__Work to do__. Return all entries word for word, but drop any images.

__Material shown__.
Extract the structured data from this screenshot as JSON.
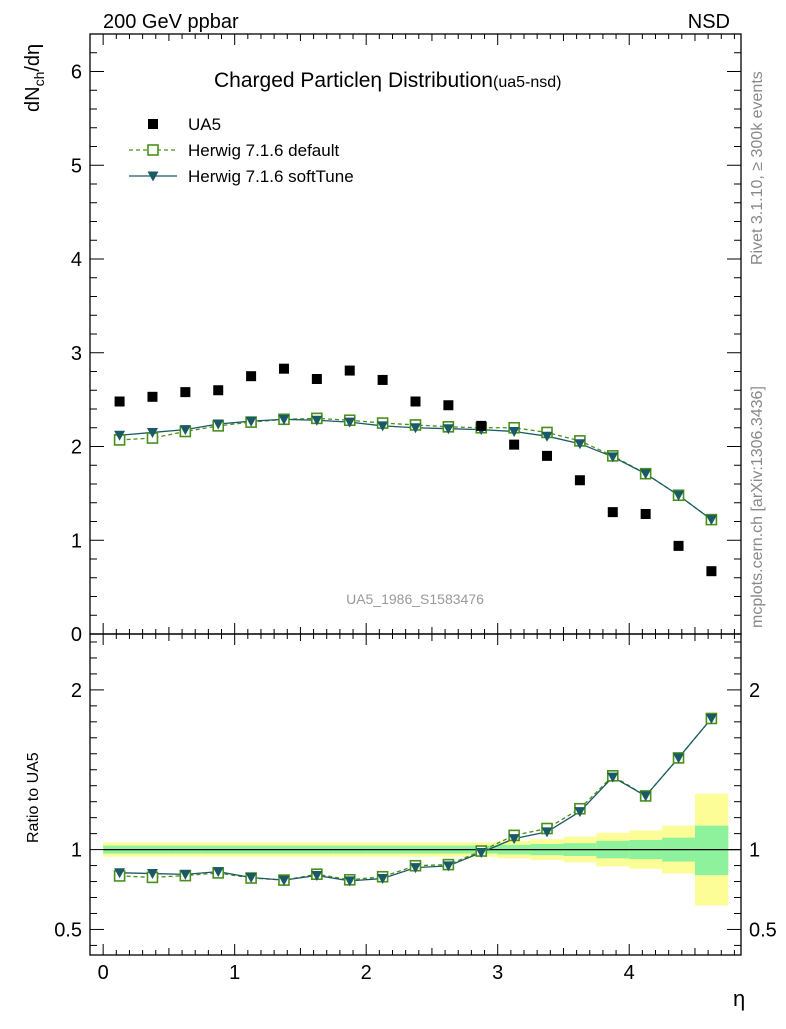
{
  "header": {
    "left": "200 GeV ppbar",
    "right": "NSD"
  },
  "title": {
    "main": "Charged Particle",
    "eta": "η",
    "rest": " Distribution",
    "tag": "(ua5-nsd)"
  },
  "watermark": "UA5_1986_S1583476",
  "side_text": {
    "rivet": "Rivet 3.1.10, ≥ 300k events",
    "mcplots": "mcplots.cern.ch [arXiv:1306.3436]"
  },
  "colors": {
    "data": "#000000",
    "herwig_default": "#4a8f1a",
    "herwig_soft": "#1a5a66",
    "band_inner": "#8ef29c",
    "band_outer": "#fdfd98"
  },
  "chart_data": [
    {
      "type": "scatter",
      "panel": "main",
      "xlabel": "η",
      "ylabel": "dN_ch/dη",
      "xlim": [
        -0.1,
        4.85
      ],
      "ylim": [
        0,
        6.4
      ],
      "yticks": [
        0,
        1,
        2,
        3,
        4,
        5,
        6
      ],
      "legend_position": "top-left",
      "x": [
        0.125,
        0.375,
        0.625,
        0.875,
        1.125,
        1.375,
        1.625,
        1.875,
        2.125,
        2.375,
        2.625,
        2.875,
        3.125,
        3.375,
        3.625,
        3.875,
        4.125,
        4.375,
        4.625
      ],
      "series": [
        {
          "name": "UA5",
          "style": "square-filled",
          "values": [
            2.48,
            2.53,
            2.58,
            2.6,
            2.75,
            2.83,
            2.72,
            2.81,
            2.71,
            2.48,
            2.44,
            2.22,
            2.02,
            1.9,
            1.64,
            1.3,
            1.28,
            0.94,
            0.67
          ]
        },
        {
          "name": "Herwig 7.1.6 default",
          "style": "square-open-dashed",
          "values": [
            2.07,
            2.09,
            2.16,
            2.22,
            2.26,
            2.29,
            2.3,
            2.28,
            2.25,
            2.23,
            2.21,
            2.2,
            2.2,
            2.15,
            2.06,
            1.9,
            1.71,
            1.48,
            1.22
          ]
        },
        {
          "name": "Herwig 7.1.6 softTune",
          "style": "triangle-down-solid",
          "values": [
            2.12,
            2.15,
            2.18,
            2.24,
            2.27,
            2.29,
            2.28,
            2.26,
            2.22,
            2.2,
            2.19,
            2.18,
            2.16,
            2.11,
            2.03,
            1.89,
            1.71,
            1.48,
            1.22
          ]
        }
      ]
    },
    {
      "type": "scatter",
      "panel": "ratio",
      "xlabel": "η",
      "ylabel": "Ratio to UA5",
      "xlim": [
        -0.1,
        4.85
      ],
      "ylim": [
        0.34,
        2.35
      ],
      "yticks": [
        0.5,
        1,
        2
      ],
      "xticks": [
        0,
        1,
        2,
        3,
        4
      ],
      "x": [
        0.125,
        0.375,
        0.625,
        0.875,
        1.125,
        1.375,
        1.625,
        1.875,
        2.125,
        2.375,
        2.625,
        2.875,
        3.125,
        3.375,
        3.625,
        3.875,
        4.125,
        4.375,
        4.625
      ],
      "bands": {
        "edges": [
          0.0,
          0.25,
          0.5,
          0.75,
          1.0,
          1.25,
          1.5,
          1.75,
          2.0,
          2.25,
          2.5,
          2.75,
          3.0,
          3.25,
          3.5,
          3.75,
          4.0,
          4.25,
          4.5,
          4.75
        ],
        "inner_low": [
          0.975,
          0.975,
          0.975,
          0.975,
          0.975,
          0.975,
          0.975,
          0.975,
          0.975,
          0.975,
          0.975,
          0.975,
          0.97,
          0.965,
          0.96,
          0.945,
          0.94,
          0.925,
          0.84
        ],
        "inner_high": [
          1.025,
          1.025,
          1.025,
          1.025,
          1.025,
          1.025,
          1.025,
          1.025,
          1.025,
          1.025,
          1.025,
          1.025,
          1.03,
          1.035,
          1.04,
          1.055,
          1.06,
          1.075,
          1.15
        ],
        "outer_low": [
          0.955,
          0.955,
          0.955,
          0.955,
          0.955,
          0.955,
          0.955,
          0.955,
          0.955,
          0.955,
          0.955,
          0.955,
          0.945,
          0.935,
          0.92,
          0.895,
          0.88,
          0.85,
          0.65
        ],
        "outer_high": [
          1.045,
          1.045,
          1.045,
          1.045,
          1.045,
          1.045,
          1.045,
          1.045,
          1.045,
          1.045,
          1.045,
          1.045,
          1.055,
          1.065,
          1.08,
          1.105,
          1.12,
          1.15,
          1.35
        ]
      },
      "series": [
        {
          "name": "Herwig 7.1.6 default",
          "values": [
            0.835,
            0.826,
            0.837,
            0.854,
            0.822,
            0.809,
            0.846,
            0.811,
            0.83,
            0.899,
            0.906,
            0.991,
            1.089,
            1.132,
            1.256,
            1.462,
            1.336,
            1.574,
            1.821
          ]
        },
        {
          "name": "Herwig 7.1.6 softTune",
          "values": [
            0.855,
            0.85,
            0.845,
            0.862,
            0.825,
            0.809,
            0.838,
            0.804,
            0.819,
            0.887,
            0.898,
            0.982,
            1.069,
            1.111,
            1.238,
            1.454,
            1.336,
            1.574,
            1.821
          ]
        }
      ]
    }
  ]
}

__Reply to the task__.
Extract the structured data from this screenshot as JSON.
{
  "header": {
    "left": "200 GeV ppbar",
    "right": "NSD"
  },
  "title": {
    "main": "Charged Particle",
    "eta": "η",
    "rest": " Distribution",
    "tag": "(ua5-nsd)"
  },
  "watermark": "UA5_1986_S1583476",
  "side_text": {
    "rivet": "Rivet 3.1.10, ≥ 300k events",
    "mcplots": "mcplots.cern.ch [arXiv:1306.3436]"
  },
  "colors": {
    "data": "#000000",
    "herwig_default": "#4a8f1a",
    "herwig_soft": "#1a5a66",
    "band_inner": "#8ef29c",
    "band_outer": "#fdfd98"
  },
  "chart_data": [
    {
      "type": "scatter",
      "panel": "main",
      "xlabel": "η",
      "ylabel": "dN_ch/dη",
      "xlim": [
        -0.1,
        4.85
      ],
      "ylim": [
        0,
        6.4
      ],
      "yticks": [
        0,
        1,
        2,
        3,
        4,
        5,
        6
      ],
      "legend_position": "top-left",
      "x": [
        0.125,
        0.375,
        0.625,
        0.875,
        1.125,
        1.375,
        1.625,
        1.875,
        2.125,
        2.375,
        2.625,
        2.875,
        3.125,
        3.375,
        3.625,
        3.875,
        4.125,
        4.375,
        4.625
      ],
      "series": [
        {
          "name": "UA5",
          "style": "square-filled",
          "values": [
            2.48,
            2.53,
            2.58,
            2.6,
            2.75,
            2.83,
            2.72,
            2.81,
            2.71,
            2.48,
            2.44,
            2.22,
            2.02,
            1.9,
            1.64,
            1.3,
            1.28,
            0.94,
            0.67
          ]
        },
        {
          "name": "Herwig 7.1.6 default",
          "style": "square-open-dashed",
          "values": [
            2.07,
            2.09,
            2.16,
            2.22,
            2.26,
            2.29,
            2.3,
            2.28,
            2.25,
            2.23,
            2.21,
            2.2,
            2.2,
            2.15,
            2.06,
            1.9,
            1.71,
            1.48,
            1.22
          ]
        },
        {
          "name": "Herwig 7.1.6 softTune",
          "style": "triangle-down-solid",
          "values": [
            2.12,
            2.15,
            2.18,
            2.24,
            2.27,
            2.29,
            2.28,
            2.26,
            2.22,
            2.2,
            2.19,
            2.18,
            2.16,
            2.11,
            2.03,
            1.89,
            1.71,
            1.48,
            1.22
          ]
        }
      ]
    },
    {
      "type": "scatter",
      "panel": "ratio",
      "xlabel": "η",
      "ylabel": "Ratio to UA5",
      "xlim": [
        -0.1,
        4.85
      ],
      "ylim": [
        0.34,
        2.35
      ],
      "yticks": [
        0.5,
        1,
        2
      ],
      "xticks": [
        0,
        1,
        2,
        3,
        4
      ],
      "x": [
        0.125,
        0.375,
        0.625,
        0.875,
        1.125,
        1.375,
        1.625,
        1.875,
        2.125,
        2.375,
        2.625,
        2.875,
        3.125,
        3.375,
        3.625,
        3.875,
        4.125,
        4.375,
        4.625
      ],
      "bands": {
        "edges": [
          0.0,
          0.25,
          0.5,
          0.75,
          1.0,
          1.25,
          1.5,
          1.75,
          2.0,
          2.25,
          2.5,
          2.75,
          3.0,
          3.25,
          3.5,
          3.75,
          4.0,
          4.25,
          4.5,
          4.75
        ],
        "inner_low": [
          0.975,
          0.975,
          0.975,
          0.975,
          0.975,
          0.975,
          0.975,
          0.975,
          0.975,
          0.975,
          0.975,
          0.975,
          0.97,
          0.965,
          0.96,
          0.945,
          0.94,
          0.925,
          0.84
        ],
        "inner_high": [
          1.025,
          1.025,
          1.025,
          1.025,
          1.025,
          1.025,
          1.025,
          1.025,
          1.025,
          1.025,
          1.025,
          1.025,
          1.03,
          1.035,
          1.04,
          1.055,
          1.06,
          1.075,
          1.15
        ],
        "outer_low": [
          0.955,
          0.955,
          0.955,
          0.955,
          0.955,
          0.955,
          0.955,
          0.955,
          0.955,
          0.955,
          0.955,
          0.955,
          0.945,
          0.935,
          0.92,
          0.895,
          0.88,
          0.85,
          0.65
        ],
        "outer_high": [
          1.045,
          1.045,
          1.045,
          1.045,
          1.045,
          1.045,
          1.045,
          1.045,
          1.045,
          1.045,
          1.045,
          1.045,
          1.055,
          1.065,
          1.08,
          1.105,
          1.12,
          1.15,
          1.35
        ]
      },
      "series": [
        {
          "name": "Herwig 7.1.6 default",
          "values": [
            0.835,
            0.826,
            0.837,
            0.854,
            0.822,
            0.809,
            0.846,
            0.811,
            0.83,
            0.899,
            0.906,
            0.991,
            1.089,
            1.132,
            1.256,
            1.462,
            1.336,
            1.574,
            1.821
          ]
        },
        {
          "name": "Herwig 7.1.6 softTune",
          "values": [
            0.855,
            0.85,
            0.845,
            0.862,
            0.825,
            0.809,
            0.838,
            0.804,
            0.819,
            0.887,
            0.898,
            0.982,
            1.069,
            1.111,
            1.238,
            1.454,
            1.336,
            1.574,
            1.821
          ]
        }
      ]
    }
  ]
}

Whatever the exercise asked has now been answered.